DATA EXTRACT =>

--*--

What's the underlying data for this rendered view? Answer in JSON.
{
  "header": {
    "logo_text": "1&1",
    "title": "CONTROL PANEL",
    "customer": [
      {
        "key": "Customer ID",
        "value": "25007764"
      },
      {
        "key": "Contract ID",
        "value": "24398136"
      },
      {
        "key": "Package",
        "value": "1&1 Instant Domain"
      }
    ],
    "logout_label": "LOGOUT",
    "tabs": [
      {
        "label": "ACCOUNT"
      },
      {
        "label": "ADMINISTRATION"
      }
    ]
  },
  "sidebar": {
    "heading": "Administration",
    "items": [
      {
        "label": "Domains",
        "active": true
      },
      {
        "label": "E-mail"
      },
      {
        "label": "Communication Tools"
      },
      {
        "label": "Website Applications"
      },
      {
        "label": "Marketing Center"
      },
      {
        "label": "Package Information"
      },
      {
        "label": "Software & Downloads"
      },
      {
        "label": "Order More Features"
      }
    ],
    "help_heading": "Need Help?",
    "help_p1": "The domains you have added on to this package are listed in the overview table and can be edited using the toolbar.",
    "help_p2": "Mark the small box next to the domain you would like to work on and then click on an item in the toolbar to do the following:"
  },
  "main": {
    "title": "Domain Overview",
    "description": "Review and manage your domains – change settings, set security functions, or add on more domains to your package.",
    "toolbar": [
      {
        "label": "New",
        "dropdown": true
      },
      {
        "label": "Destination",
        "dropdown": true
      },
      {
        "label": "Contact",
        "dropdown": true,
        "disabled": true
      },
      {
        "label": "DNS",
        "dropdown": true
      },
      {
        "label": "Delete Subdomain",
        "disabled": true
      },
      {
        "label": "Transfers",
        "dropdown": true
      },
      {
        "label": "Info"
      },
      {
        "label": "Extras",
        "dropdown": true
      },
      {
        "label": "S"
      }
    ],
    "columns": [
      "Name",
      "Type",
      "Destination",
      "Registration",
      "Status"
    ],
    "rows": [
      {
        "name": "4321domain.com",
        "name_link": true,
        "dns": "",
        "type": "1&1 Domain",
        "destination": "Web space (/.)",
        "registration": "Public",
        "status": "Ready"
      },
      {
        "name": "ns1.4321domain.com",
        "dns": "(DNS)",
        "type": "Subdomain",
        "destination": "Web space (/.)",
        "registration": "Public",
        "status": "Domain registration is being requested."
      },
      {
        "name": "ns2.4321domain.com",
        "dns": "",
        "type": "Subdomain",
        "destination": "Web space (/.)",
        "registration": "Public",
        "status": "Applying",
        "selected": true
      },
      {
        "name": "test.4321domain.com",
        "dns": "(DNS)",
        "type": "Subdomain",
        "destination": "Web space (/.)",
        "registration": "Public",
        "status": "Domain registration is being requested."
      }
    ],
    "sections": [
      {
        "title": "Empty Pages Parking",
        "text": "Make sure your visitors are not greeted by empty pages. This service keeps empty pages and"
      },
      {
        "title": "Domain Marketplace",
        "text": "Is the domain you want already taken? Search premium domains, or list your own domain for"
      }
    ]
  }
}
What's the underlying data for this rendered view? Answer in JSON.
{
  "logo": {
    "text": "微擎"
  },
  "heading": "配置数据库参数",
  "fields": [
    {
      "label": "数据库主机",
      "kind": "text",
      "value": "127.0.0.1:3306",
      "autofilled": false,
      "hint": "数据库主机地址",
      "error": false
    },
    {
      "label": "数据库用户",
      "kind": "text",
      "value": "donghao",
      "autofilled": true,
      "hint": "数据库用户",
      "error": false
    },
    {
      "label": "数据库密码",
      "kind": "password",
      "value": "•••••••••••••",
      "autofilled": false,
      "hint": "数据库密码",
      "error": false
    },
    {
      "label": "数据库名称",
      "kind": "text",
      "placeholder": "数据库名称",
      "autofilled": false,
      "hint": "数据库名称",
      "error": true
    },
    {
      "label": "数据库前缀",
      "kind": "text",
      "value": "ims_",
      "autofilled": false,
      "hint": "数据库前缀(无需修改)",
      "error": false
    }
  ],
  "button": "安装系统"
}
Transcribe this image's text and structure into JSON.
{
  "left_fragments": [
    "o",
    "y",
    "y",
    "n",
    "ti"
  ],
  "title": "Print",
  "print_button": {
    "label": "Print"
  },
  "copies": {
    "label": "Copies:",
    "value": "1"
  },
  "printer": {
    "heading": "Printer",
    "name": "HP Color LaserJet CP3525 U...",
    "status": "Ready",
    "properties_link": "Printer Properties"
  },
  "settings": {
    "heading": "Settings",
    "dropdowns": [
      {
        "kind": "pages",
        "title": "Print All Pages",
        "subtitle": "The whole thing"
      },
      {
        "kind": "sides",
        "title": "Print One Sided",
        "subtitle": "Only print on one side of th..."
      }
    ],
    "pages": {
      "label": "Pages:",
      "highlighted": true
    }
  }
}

--*--

TASK OBJECTIVE => All entries shown above should be printed again exactly.

RESULT OF THE EXERCISE =>
What's the underlying data for this rendered view? Answer in JSON.
{
  "header": {
    "logo_text": "1&1",
    "title": "CONTROL PANEL",
    "customer": [
      {
        "key": "Customer ID",
        "value": "25007764"
      },
      {
        "key": "Contract ID",
        "value": "24398136"
      },
      {
        "key": "Package",
        "value": "1&1 Instant Domain"
      }
    ],
    "logout_label": "LOGOUT",
    "tabs": [
      {
        "label": "ACCOUNT"
      },
      {
        "label": "ADMINISTRATION"
      }
    ]
  },
  "sidebar": {
    "heading": "Administration",
    "items": [
      {
        "label": "Domains",
        "active": true
      },
      {
        "label": "E-mail"
      },
      {
        "label": "Communication Tools"
      },
      {
        "label": "Website Applications"
      },
      {
        "label": "Marketing Center"
      },
      {
        "label": "Package Information"
      },
      {
        "label": "Software & Downloads"
      },
      {
        "label": "Order More Features"
      }
    ],
    "help_heading": "Need Help?",
    "help_p1": "The domains you have added on to this package are listed in the overview table and can be edited using the toolbar.",
    "help_p2": "Mark the small box next to the domain you would like to work on and then click on an item in the toolbar to do the following:"
  },
  "main": {
    "title": "Domain Overview",
    "description": "Review and manage your domains – change settings, set security functions, or add on more domains to your package.",
    "toolbar": [
      {
        "label": "New",
        "dropdown": true
      },
      {
        "label": "Destination",
        "dropdown": true
      },
      {
        "label": "Contact",
        "dropdown": true,
        "disabled": true
      },
      {
        "label": "DNS",
        "dropdown": true
      },
      {
        "label": "Delete Subdomain",
        "disabled": true
      },
      {
        "label": "Transfers",
        "dropdown": true
      },
      {
        "label": "Info"
      },
      {
        "label": "Extras",
        "dropdown": true
      },
      {
        "label": "S"
      }
    ],
    "columns": [
      "Name",
      "Type",
      "Destination",
      "Registration",
      "Status"
    ],
    "rows": [
      {
        "name": "4321domain.com",
        "name_link": true,
        "dns": "",
        "type": "1&1 Domain",
        "destination": "Web space (/.)",
        "registration": "Public",
        "status": "Ready"
      },
      {
        "name": "ns1.4321domain.com",
        "dns": "(DNS)",
        "type": "Subdomain",
        "destination": "Web space (/.)",
        "registration": "Public",
        "status": "Domain registration is being requested."
      },
      {
        "name": "ns2.4321domain.com",
        "dns": "",
        "type": "Subdomain",
        "destination": "Web space (/.)",
        "registration": "Public",
        "status": "Applying",
        "selected": true
      },
      {
        "name": "test.4321domain.com",
        "dns": "(DNS)",
        "type": "Subdomain",
        "destination": "Web space (/.)",
        "registration": "Public",
        "status": "Domain registration is being requested."
      }
    ],
    "sections": [
      {
        "title": "Empty Pages Parking",
        "text": "Make sure your visitors are not greeted by empty pages. This service keeps empty pages and"
      },
      {
        "title": "Domain Marketplace",
        "text": "Is the domain you want already taken? Search premium domains, or list your own domain for"
      }
    ]
  }
}
What's the underlying data for this rendered view? Answer in JSON.
{
  "logo": {
    "text": "微擎"
  },
  "heading": "配置数据库参数",
  "fields": [
    {
      "label": "数据库主机",
      "kind": "text",
      "value": "127.0.0.1:3306",
      "autofilled": false,
      "hint": "数据库主机地址",
      "error": false
    },
    {
      "label": "数据库用户",
      "kind": "text",
      "value": "donghao",
      "autofilled": true,
      "hint": "数据库用户",
      "error": false
    },
    {
      "label": "数据库密码",
      "kind": "password",
      "value": "•••••••••••••",
      "autofilled": false,
      "hint": "数据库密码",
      "error": false
    },
    {
      "label": "数据库名称",
      "kind": "text",
      "placeholder": "数据库名称",
      "autofilled": false,
      "hint": "数据库名称",
      "error": true
    },
    {
      "label": "数据库前缀",
      "kind": "text",
      "value": "ims_",
      "autofilled": false,
      "hint": "数据库前缀(无需修改)",
      "error": false
    }
  ],
  "button": "安装系统"
}
Transcribe this image's text and structure into JSON.
{
  "left_fragments": [
    "o",
    "y",
    "y",
    "n",
    "ti"
  ],
  "title": "Print",
  "print_button": {
    "label": "Print"
  },
  "copies": {
    "label": "Copies:",
    "value": "1"
  },
  "printer": {
    "heading": "Printer",
    "name": "HP Color LaserJet CP3525 U...",
    "status": "Ready",
    "properties_link": "Printer Properties"
  },
  "settings": {
    "heading": "Settings",
    "dropdowns": [
      {
        "kind": "pages",
        "title": "Print All Pages",
        "subtitle": "The whole thing"
      },
      {
        "kind": "sides",
        "title": "Print One Sided",
        "subtitle": "Only print on one side of th..."
      }
    ],
    "pages": {
      "label": "Pages:",
      "highlighted": true
    }
  }
}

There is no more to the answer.